● DATA PROVIDED
○ ○ ○
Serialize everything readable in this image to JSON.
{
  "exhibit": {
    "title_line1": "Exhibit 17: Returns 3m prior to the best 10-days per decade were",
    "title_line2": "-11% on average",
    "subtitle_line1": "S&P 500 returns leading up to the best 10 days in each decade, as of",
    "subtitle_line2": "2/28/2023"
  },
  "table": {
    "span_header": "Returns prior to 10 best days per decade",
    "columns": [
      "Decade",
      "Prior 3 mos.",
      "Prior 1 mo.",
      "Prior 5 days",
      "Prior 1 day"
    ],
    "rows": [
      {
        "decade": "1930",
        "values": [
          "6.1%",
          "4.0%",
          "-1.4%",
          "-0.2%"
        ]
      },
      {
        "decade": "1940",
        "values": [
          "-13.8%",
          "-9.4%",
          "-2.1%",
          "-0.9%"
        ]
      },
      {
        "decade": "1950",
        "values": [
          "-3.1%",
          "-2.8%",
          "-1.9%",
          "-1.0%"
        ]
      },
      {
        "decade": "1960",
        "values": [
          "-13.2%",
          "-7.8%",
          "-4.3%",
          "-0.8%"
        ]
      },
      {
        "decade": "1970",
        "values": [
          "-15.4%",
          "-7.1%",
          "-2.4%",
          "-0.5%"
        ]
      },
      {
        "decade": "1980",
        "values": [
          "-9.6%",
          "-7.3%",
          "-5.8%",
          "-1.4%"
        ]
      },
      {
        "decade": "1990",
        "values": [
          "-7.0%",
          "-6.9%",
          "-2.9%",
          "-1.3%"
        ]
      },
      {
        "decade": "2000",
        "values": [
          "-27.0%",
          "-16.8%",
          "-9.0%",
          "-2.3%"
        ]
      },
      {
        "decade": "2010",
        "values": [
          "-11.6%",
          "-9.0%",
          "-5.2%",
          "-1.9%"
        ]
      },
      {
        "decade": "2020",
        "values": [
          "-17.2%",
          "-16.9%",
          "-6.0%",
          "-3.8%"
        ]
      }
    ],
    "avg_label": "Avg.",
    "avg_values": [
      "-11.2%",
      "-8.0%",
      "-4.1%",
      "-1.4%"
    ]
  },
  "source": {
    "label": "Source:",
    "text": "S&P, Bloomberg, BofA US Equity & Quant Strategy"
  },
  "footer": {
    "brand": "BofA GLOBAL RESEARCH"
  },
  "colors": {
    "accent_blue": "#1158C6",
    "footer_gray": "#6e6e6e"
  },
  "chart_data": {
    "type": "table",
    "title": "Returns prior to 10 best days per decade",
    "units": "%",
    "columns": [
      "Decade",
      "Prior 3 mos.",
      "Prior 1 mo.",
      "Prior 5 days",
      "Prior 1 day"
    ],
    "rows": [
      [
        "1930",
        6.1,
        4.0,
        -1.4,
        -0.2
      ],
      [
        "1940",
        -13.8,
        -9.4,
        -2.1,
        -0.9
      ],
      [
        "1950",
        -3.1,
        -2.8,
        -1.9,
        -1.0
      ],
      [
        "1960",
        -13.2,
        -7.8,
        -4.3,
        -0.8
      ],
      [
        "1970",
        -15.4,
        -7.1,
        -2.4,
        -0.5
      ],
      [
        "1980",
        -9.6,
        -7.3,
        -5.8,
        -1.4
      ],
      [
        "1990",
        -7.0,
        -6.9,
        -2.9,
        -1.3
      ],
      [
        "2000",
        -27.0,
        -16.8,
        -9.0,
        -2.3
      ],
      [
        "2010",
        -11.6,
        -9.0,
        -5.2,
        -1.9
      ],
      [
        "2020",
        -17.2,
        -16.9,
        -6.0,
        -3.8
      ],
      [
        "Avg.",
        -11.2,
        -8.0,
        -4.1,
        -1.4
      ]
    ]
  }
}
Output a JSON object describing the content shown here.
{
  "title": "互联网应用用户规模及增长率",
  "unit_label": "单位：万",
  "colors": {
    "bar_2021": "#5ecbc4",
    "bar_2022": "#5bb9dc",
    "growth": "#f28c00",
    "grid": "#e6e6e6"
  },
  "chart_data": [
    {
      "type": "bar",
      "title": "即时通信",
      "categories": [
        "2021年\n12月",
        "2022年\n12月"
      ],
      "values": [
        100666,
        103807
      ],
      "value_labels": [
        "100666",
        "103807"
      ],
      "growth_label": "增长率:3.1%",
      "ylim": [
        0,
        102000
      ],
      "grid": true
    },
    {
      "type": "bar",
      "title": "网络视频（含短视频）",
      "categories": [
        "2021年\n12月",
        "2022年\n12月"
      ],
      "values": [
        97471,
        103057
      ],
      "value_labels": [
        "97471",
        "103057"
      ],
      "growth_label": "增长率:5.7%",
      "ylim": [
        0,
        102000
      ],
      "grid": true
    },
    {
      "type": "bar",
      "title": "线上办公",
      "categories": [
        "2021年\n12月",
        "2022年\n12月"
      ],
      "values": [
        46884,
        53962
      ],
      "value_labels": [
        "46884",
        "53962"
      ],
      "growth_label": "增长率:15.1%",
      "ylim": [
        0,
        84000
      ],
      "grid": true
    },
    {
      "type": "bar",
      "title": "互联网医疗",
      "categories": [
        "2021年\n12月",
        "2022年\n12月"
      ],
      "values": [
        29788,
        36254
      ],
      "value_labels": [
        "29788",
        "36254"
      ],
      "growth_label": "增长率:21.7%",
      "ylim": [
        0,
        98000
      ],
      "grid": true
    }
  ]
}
○ ○ ○
● TO BE DONE
Reproduce the material above exactly; please quote every line of it.

● COMPLETED TASK
Serialize everything readable in this image to JSON.
{
  "exhibit": {
    "title_line1": "Exhibit 17: Returns 3m prior to the best 10-days per decade were",
    "title_line2": "-11% on average",
    "subtitle_line1": "S&P 500 returns leading up to the best 10 days in each decade, as of",
    "subtitle_line2": "2/28/2023"
  },
  "table": {
    "span_header": "Returns prior to 10 best days per decade",
    "columns": [
      "Decade",
      "Prior 3 mos.",
      "Prior 1 mo.",
      "Prior 5 days",
      "Prior 1 day"
    ],
    "rows": [
      {
        "decade": "1930",
        "values": [
          "6.1%",
          "4.0%",
          "-1.4%",
          "-0.2%"
        ]
      },
      {
        "decade": "1940",
        "values": [
          "-13.8%",
          "-9.4%",
          "-2.1%",
          "-0.9%"
        ]
      },
      {
        "decade": "1950",
        "values": [
          "-3.1%",
          "-2.8%",
          "-1.9%",
          "-1.0%"
        ]
      },
      {
        "decade": "1960",
        "values": [
          "-13.2%",
          "-7.8%",
          "-4.3%",
          "-0.8%"
        ]
      },
      {
        "decade": "1970",
        "values": [
          "-15.4%",
          "-7.1%",
          "-2.4%",
          "-0.5%"
        ]
      },
      {
        "decade": "1980",
        "values": [
          "-9.6%",
          "-7.3%",
          "-5.8%",
          "-1.4%"
        ]
      },
      {
        "decade": "1990",
        "values": [
          "-7.0%",
          "-6.9%",
          "-2.9%",
          "-1.3%"
        ]
      },
      {
        "decade": "2000",
        "values": [
          "-27.0%",
          "-16.8%",
          "-9.0%",
          "-2.3%"
        ]
      },
      {
        "decade": "2010",
        "values": [
          "-11.6%",
          "-9.0%",
          "-5.2%",
          "-1.9%"
        ]
      },
      {
        "decade": "2020",
        "values": [
          "-17.2%",
          "-16.9%",
          "-6.0%",
          "-3.8%"
        ]
      }
    ],
    "avg_label": "Avg.",
    "avg_values": [
      "-11.2%",
      "-8.0%",
      "-4.1%",
      "-1.4%"
    ]
  },
  "source": {
    "label": "Source:",
    "text": "S&P, Bloomberg, BofA US Equity & Quant Strategy"
  },
  "footer": {
    "brand": "BofA GLOBAL RESEARCH"
  },
  "colors": {
    "accent_blue": "#1158C6",
    "footer_gray": "#6e6e6e"
  },
  "chart_data": {
    "type": "table",
    "title": "Returns prior to 10 best days per decade",
    "units": "%",
    "columns": [
      "Decade",
      "Prior 3 mos.",
      "Prior 1 mo.",
      "Prior 5 days",
      "Prior 1 day"
    ],
    "rows": [
      [
        "1930",
        6.1,
        4.0,
        -1.4,
        -0.2
      ],
      [
        "1940",
        -13.8,
        -9.4,
        -2.1,
        -0.9
      ],
      [
        "1950",
        -3.1,
        -2.8,
        -1.9,
        -1.0
      ],
      [
        "1960",
        -13.2,
        -7.8,
        -4.3,
        -0.8
      ],
      [
        "1970",
        -15.4,
        -7.1,
        -2.4,
        -0.5
      ],
      [
        "1980",
        -9.6,
        -7.3,
        -5.8,
        -1.4
      ],
      [
        "1990",
        -7.0,
        -6.9,
        -2.9,
        -1.3
      ],
      [
        "2000",
        -27.0,
        -16.8,
        -9.0,
        -2.3
      ],
      [
        "2010",
        -11.6,
        -9.0,
        -5.2,
        -1.9
      ],
      [
        "2020",
        -17.2,
        -16.9,
        -6.0,
        -3.8
      ],
      [
        "Avg.",
        -11.2,
        -8.0,
        -4.1,
        -1.4
      ]
    ]
  }
}
Output a JSON object describing the content shown here.
{
  "title": "互联网应用用户规模及增长率",
  "unit_label": "单位：万",
  "colors": {
    "bar_2021": "#5ecbc4",
    "bar_2022": "#5bb9dc",
    "growth": "#f28c00",
    "grid": "#e6e6e6"
  },
  "chart_data": [
    {
      "type": "bar",
      "title": "即时通信",
      "categories": [
        "2021年\n12月",
        "2022年\n12月"
      ],
      "values": [
        100666,
        103807
      ],
      "value_labels": [
        "100666",
        "103807"
      ],
      "growth_label": "增长率:3.1%",
      "ylim": [
        0,
        102000
      ],
      "grid": true
    },
    {
      "type": "bar",
      "title": "网络视频（含短视频）",
      "categories": [
        "2021年\n12月",
        "2022年\n12月"
      ],
      "values": [
        97471,
        103057
      ],
      "value_labels": [
        "97471",
        "103057"
      ],
      "growth_label": "增长率:5.7%",
      "ylim": [
        0,
        102000
      ],
      "grid": true
    },
    {
      "type": "bar",
      "title": "线上办公",
      "categories": [
        "2021年\n12月",
        "2022年\n12月"
      ],
      "values": [
        46884,
        53962
      ],
      "value_labels": [
        "46884",
        "53962"
      ],
      "growth_label": "增长率:15.1%",
      "ylim": [
        0,
        84000
      ],
      "grid": true
    },
    {
      "type": "bar",
      "title": "互联网医疗",
      "categories": [
        "2021年\n12月",
        "2022年\n12月"
      ],
      "values": [
        29788,
        36254
      ],
      "value_labels": [
        "29788",
        "36254"
      ],
      "growth_label": "增长率:21.7%",
      "ylim": [
        0,
        98000
      ],
      "grid": true
    }
  ]
}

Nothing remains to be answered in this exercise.